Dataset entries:
begin
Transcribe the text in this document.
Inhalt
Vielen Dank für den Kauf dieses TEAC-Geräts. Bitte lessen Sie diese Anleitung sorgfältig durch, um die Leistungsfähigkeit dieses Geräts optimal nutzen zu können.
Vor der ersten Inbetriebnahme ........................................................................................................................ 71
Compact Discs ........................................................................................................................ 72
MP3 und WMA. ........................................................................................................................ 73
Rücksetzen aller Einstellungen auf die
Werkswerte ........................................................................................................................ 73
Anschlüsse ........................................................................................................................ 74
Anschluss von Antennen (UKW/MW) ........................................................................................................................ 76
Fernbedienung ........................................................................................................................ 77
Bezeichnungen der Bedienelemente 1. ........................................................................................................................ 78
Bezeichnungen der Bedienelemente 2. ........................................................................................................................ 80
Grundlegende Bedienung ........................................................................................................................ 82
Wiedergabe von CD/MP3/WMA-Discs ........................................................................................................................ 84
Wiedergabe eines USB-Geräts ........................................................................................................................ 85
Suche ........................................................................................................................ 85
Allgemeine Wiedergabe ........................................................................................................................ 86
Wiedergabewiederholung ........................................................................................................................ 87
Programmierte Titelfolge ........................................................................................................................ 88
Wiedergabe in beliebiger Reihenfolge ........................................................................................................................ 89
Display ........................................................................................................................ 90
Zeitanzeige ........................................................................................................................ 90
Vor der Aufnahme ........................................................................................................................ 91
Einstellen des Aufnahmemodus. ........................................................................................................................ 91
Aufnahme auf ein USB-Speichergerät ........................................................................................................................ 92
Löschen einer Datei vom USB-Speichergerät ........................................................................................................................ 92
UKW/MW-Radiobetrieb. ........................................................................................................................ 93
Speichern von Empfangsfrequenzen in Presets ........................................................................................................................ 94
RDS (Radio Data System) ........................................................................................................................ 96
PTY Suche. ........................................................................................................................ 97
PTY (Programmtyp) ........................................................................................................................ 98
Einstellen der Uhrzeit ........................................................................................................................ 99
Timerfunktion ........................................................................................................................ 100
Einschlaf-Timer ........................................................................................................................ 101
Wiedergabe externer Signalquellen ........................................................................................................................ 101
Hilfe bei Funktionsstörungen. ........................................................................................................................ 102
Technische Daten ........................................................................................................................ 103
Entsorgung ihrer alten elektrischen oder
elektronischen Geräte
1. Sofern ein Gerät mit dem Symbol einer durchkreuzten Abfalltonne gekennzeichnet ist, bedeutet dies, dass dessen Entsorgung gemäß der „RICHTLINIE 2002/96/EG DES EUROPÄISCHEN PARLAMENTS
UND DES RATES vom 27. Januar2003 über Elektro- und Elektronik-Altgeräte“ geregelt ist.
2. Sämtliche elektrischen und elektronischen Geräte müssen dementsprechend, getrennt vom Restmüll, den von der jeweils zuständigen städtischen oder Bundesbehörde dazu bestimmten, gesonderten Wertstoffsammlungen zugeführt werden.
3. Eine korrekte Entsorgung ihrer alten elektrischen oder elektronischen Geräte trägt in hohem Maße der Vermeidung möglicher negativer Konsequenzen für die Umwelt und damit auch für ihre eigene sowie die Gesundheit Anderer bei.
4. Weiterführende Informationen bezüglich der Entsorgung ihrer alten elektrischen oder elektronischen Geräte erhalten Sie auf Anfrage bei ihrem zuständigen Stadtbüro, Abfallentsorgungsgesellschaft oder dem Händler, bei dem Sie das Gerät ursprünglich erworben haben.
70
end
### Given task
Output all of the data again, exactly.

### Answer for the task
Transcribe the text in this document.
Inhalt
Vielen Dank für den Kauf dieses TEAC-Geräts. Bitte lessen Sie diese Anleitung sorgfältig durch, um die Leistungsfähigkeit dieses Geräts optimal nutzen zu können.
Vor der ersten Inbetriebnahme ........................................................................................................................ 71
Compact Discs ........................................................................................................................ 72
MP3 und WMA. ........................................................................................................................ 73
Rücksetzen aller Einstellungen auf die
Werkswerte ........................................................................................................................ 73
Anschlüsse ........................................................................................................................ 74
Anschluss von Antennen (UKW/MW) ........................................................................................................................ 76
Fernbedienung ........................................................................................................................ 77
Bezeichnungen der Bedienelemente 1. ........................................................................................................................ 78
Bezeichnungen der Bedienelemente 2. ........................................................................................................................ 80
Grundlegende Bedienung ........................................................................................................................ 82
Wiedergabe von CD/MP3/WMA-Discs ........................................................................................................................ 84
Wiedergabe eines USB-Geräts ........................................................................................................................ 85
Suche ........................................................................................................................ 85
Allgemeine Wiedergabe ........................................................................................................................ 86
Wiedergabewiederholung ........................................................................................................................ 87
Programmierte Titelfolge ........................................................................................................................ 88
Wiedergabe in beliebiger Reihenfolge ........................................................................................................................ 89
Display ........................................................................................................................ 90
Zeitanzeige ........................................................................................................................ 90
Vor der Aufnahme ........................................................................................................................ 91
Einstellen des Aufnahmemodus. ........................................................................................................................ 91
Aufnahme auf ein USB-Speichergerät ........................................................................................................................ 92
Löschen einer Datei vom USB-Speichergerät ........................................................................................................................ 92
UKW/MW-Radiobetrieb. ........................................................................................................................ 93
Speichern von Empfangsfrequenzen in Presets ........................................................................................................................ 94
RDS (Radio Data System) ........................................................................................................................ 96
PTY Suche. ........................................................................................................................ 97
PTY (Programmtyp) ........................................................................................................................ 98
Einstellen der Uhrzeit ........................................................................................................................ 99
Timerfunktion ........................................................................................................................ 100
Einschlaf-Timer ........................................................................................................................ 101
Wiedergabe externer Signalquellen ........................................................................................................................ 101
Hilfe bei Funktionsstörungen. ........................................................................................................................ 102
Technische Daten ........................................................................................................................ 103
Entsorgung ihrer alten elektrischen oder
elektronischen Geräte
1. Sofern ein Gerät mit dem Symbol einer durchkreuzten Abfalltonne gekennzeichnet ist, bedeutet dies, dass dessen Entsorgung gemäß der „RICHTLINIE 2002/96/EG DES EUROPÄISCHEN PARLAMENTS
UND DES RATES vom 27. Januar2003 über Elektro- und Elektronik-Altgeräte“ geregelt ist.
2. Sämtliche elektrischen und elektronischen Geräte müssen dementsprechend, getrennt vom Restmüll, den von der jeweils zuständigen städtischen oder Bundesbehörde dazu bestimmten, gesonderten Wertstoffsammlungen zugeführt werden.
3. Eine korrekte Entsorgung ihrer alten elektrischen oder elektronischen Geräte trägt in hohem Maße der Vermeidung möglicher negativer Konsequenzen für die Umwelt und damit auch für ihre eigene sowie die Gesundheit Anderer bei.
4. Weiterführende Informationen bezüglich der Entsorgung ihrer alten elektrischen oder elektronischen Geräte erhalten Sie auf Anfrage bei ihrem zuständigen Stadtbüro, Abfallentsorgungsgesellschaft oder dem Händler, bei dem Sie das Gerät ursprünglich erworben haben.
70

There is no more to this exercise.